The problem:
Change every "time-label" in the records below to "time-tag", and give all the records again with nothing else altered.

Task input:
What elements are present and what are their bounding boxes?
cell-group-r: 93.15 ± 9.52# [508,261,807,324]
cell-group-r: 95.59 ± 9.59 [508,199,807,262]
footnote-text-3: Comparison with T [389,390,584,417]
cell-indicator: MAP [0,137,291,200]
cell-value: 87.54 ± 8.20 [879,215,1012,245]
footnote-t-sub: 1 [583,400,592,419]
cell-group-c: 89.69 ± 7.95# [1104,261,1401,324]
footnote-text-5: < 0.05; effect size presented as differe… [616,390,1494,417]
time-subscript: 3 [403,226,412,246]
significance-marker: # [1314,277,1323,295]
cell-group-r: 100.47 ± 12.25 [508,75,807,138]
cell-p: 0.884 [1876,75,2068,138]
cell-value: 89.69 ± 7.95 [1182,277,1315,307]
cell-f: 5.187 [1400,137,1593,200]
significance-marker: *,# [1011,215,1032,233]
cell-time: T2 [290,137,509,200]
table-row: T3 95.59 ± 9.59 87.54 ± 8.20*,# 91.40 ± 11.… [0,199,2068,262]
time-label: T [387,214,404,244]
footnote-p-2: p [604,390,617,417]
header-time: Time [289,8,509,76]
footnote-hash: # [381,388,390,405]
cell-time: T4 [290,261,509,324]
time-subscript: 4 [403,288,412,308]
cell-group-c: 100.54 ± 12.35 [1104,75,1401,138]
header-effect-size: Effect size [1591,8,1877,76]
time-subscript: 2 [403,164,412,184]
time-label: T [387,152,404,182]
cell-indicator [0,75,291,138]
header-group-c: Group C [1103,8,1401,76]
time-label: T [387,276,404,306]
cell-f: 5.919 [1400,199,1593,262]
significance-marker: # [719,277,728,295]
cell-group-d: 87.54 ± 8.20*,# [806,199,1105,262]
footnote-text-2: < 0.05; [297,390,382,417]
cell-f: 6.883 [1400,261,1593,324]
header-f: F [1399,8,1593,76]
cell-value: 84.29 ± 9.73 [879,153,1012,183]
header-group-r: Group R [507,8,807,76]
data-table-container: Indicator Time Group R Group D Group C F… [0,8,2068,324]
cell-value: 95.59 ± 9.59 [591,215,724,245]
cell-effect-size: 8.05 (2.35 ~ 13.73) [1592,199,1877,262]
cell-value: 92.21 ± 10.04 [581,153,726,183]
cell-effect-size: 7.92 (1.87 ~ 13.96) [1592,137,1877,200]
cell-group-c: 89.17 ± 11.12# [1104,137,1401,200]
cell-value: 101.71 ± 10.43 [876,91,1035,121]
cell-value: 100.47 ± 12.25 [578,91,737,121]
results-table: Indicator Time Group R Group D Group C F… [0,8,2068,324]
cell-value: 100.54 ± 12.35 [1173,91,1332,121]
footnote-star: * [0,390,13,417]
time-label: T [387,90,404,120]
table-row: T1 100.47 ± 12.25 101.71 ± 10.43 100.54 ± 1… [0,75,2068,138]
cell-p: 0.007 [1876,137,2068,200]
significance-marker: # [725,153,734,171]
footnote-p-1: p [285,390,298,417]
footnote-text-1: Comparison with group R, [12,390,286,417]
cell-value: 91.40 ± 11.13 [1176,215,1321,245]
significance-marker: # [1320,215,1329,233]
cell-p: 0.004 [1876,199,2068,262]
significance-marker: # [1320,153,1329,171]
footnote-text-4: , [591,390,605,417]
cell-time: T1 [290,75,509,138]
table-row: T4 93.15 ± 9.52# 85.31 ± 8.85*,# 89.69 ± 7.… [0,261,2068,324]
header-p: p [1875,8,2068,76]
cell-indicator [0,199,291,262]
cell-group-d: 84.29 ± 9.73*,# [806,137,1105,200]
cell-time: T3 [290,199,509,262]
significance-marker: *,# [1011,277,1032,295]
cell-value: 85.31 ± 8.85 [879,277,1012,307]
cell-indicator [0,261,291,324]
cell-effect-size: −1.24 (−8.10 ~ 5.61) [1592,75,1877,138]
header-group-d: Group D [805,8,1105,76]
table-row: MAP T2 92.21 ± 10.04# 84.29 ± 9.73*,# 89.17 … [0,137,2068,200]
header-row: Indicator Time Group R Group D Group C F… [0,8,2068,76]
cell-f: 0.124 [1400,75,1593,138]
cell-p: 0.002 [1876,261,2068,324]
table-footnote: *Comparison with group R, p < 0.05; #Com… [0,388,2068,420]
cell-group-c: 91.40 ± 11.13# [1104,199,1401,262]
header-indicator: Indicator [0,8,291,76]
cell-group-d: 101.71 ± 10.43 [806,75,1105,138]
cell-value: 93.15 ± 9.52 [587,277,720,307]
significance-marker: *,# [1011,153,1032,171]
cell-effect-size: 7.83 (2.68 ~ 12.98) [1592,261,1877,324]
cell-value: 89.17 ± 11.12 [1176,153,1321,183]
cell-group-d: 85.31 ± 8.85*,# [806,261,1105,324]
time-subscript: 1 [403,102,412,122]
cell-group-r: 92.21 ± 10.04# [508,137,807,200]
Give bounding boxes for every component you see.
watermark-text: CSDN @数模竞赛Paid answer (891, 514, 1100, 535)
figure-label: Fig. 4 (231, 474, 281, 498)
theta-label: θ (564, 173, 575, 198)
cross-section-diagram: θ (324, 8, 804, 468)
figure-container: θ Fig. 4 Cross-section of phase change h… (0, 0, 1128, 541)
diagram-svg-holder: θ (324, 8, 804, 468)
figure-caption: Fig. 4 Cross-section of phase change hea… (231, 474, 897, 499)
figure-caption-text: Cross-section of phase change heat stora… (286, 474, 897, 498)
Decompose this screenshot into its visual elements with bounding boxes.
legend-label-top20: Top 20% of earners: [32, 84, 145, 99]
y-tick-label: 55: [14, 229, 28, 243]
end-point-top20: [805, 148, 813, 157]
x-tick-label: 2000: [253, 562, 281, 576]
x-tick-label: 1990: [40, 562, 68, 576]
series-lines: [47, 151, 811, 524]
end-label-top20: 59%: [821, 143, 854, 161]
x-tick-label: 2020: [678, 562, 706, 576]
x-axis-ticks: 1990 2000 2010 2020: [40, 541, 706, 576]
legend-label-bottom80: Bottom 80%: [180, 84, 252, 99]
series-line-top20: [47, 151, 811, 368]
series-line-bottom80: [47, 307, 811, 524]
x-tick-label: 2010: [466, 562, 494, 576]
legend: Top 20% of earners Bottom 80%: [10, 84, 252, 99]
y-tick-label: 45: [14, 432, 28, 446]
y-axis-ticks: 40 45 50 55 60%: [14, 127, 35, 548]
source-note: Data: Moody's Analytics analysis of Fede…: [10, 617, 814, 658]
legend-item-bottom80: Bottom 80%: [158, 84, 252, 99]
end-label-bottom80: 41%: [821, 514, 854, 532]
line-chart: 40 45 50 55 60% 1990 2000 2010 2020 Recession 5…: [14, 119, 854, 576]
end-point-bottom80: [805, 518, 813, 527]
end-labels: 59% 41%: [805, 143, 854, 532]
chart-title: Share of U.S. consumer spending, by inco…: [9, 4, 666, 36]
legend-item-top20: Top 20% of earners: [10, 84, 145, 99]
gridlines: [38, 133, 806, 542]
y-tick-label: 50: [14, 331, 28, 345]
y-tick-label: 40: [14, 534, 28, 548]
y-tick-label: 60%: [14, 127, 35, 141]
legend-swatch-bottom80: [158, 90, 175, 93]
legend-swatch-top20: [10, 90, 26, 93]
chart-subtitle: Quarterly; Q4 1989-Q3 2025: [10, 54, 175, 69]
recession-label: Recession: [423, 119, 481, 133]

Task answer:
What elements are present and what are their bounding boxes?
cell-group-r: 93.15 ± 9.52# [508,261,807,324]
cell-group-r: 95.59 ± 9.59 [508,199,807,262]
footnote-text-3: Comparison with T [389,390,584,417]
cell-indicator: MAP [0,137,291,200]
cell-value: 87.54 ± 8.20 [879,215,1012,245]
footnote-t-sub: 1 [583,400,592,419]
cell-group-c: 89.69 ± 7.95# [1104,261,1401,324]
footnote-text-5: < 0.05; effect size presented as differe… [616,390,1494,417]
time-subscript: 3 [403,226,412,246]
significance-marker: # [1314,277,1323,295]
cell-group-r: 100.47 ± 12.25 [508,75,807,138]
cell-p: 0.884 [1876,75,2068,138]
cell-value: 89.69 ± 7.95 [1182,277,1315,307]
cell-f: 5.187 [1400,137,1593,200]
significance-marker: *,# [1011,215,1032,233]
cell-time: T2 [290,137,509,200]
table-row: T3 95.59 ± 9.59 87.54 ± 8.20*,# 91.40 ± 11.… [0,199,2068,262]
time-tag: T [387,214,404,244]
footnote-p-2: p [604,390,617,417]
header-time: Time [289,8,509,76]
footnote-hash: # [381,388,390,405]
cell-time: T4 [290,261,509,324]
time-subscript: 4 [403,288,412,308]
cell-group-c: 100.54 ± 12.35 [1104,75,1401,138]
header-effect-size: Effect size [1591,8,1877,76]
time-subscript: 2 [403,164,412,184]
time-tag: T [387,152,404,182]
cell-indicator [0,75,291,138]
header-group-c: Group C [1103,8,1401,76]
time-tag: T [387,276,404,306]
cell-f: 5.919 [1400,199,1593,262]
significance-marker: # [719,277,728,295]
cell-group-d: 87.54 ± 8.20*,# [806,199,1105,262]
footnote-text-2: < 0.05; [297,390,382,417]
cell-f: 6.883 [1400,261,1593,324]
header-f: F [1399,8,1593,76]
cell-value: 84.29 ± 9.73 [879,153,1012,183]
header-group-r: Group R [507,8,807,76]
data-table-container: Indicator Time Group R Group D Group C F… [0,8,2068,324]
cell-value: 95.59 ± 9.59 [591,215,724,245]
cell-effect-size: 8.05 (2.35 ~ 13.73) [1592,199,1877,262]
cell-value: 92.21 ± 10.04 [581,153,726,183]
cell-effect-size: 7.92 (1.87 ~ 13.96) [1592,137,1877,200]
cell-group-c: 89.17 ± 11.12# [1104,137,1401,200]
cell-value: 101.71 ± 10.43 [876,91,1035,121]
cell-value: 100.47 ± 12.25 [578,91,737,121]
results-table: Indicator Time Group R Group D Group C F… [0,8,2068,324]
cell-value: 100.54 ± 12.35 [1173,91,1332,121]
footnote-star: * [0,390,13,417]
time-tag: T [387,90,404,120]
table-row: T1 100.47 ± 12.25 101.71 ± 10.43 100.54 ± 1… [0,75,2068,138]
cell-p: 0.007 [1876,137,2068,200]
significance-marker: # [725,153,734,171]
footnote-p-1: p [285,390,298,417]
footnote-text-1: Comparison with group R, [12,390,286,417]
cell-value: 91.40 ± 11.13 [1176,215,1321,245]
significance-marker: # [1320,215,1329,233]
cell-p: 0.004 [1876,199,2068,262]
significance-marker: # [1320,153,1329,171]
footnote-text-4: , [591,390,605,417]
cell-time: T1 [290,75,509,138]
table-row: T4 93.15 ± 9.52# 85.31 ± 8.85*,# 89.69 ± 7.… [0,261,2068,324]
header-p: p [1875,8,2068,76]
cell-indicator [0,199,291,262]
cell-group-d: 84.29 ± 9.73*,# [806,137,1105,200]
cell-time: T3 [290,199,509,262]
significance-marker: *,# [1011,277,1032,295]
cell-value: 85.31 ± 8.85 [879,277,1012,307]
cell-indicator [0,261,291,324]
cell-effect-size: −1.24 (−8.10 ~ 5.61) [1592,75,1877,138]
header-group-d: Group D [805,8,1105,76]
table-row: MAP T2 92.21 ± 10.04# 84.29 ± 9.73*,# 89.17 … [0,137,2068,200]
header-row: Indicator Time Group R Group D Group C F… [0,8,2068,76]
cell-f: 0.124 [1400,75,1593,138]
cell-p: 0.002 [1876,261,2068,324]
table-footnote: *Comparison with group R, p < 0.05; #Com… [0,388,2068,420]
cell-group-c: 91.40 ± 11.13# [1104,199,1401,262]
header-indicator: Indicator [0,8,291,76]
cell-group-d: 101.71 ± 10.43 [806,75,1105,138]
cell-value: 93.15 ± 9.52 [587,277,720,307]
significance-marker: *,# [1011,153,1032,171]
cell-effect-size: 7.83 (2.68 ~ 12.98) [1592,261,1877,324]
cell-value: 89.17 ± 11.12 [1176,153,1321,183]
cell-group-d: 85.31 ± 8.85*,# [806,261,1105,324]
time-subscript: 1 [403,102,412,122]
cell-group-r: 92.21 ± 10.04# [508,137,807,200]
Give bounding boxes for every component you see.
watermark-text: CSDN @数模竞赛Paid answer (891, 514, 1100, 535)
figure-label: Fig. 4 (231, 474, 281, 498)
theta-label: θ (564, 173, 575, 198)
cross-section-diagram: θ (324, 8, 804, 468)
figure-container: θ Fig. 4 Cross-section of phase change h… (0, 0, 1128, 541)
diagram-svg-holder: θ (324, 8, 804, 468)
figure-caption: Fig. 4 Cross-section of phase change hea… (231, 474, 897, 499)
figure-caption-text: Cross-section of phase change heat stora… (286, 474, 897, 498)
Decompose this screenshot into its visual elements with bounding boxes.
legend-label-top20: Top 20% of earners: [32, 84, 145, 99]
y-tick-label: 55: [14, 229, 28, 243]
end-point-top20: [805, 148, 813, 157]
x-tick-label: 2000: [253, 562, 281, 576]
x-tick-label: 1990: [40, 562, 68, 576]
series-lines: [47, 151, 811, 524]
end-label-top20: 59%: [821, 143, 854, 161]
x-tick-label: 2020: [678, 562, 706, 576]
x-axis-ticks: 1990 2000 2010 2020: [40, 541, 706, 576]
legend-label-bottom80: Bottom 80%: [180, 84, 252, 99]
series-line-top20: [47, 151, 811, 368]
series-line-bottom80: [47, 307, 811, 524]
x-tick-label: 2010: [466, 562, 494, 576]
legend: Top 20% of earners Bottom 80%: [10, 84, 252, 99]
y-tick-label: 45: [14, 432, 28, 446]
y-axis-ticks: 40 45 50 55 60%: [14, 127, 35, 548]
source-note: Data: Moody's Analytics analysis of Fede…: [10, 617, 814, 658]
legend-item-bottom80: Bottom 80%: [158, 84, 252, 99]
end-label-bottom80: 41%: [821, 514, 854, 532]
line-chart: 40 45 50 55 60% 1990 2000 2010 2020 Recession 5…: [14, 119, 854, 576]
end-point-bottom80: [805, 518, 813, 527]
end-labels: 59% 41%: [805, 143, 854, 532]
chart-title: Share of U.S. consumer spending, by inco…: [9, 4, 666, 36]
legend-item-top20: Top 20% of earners: [10, 84, 145, 99]
gridlines: [38, 133, 806, 542]
y-tick-label: 50: [14, 331, 28, 345]
y-tick-label: 40: [14, 534, 28, 548]
y-tick-label: 60%: [14, 127, 35, 141]
legend-swatch-bottom80: [158, 90, 175, 93]
legend-swatch-top20: [10, 90, 26, 93]
chart-subtitle: Quarterly; Q4 1989-Q3 2025: [10, 54, 175, 69]
recession-label: Recession: [423, 119, 481, 133]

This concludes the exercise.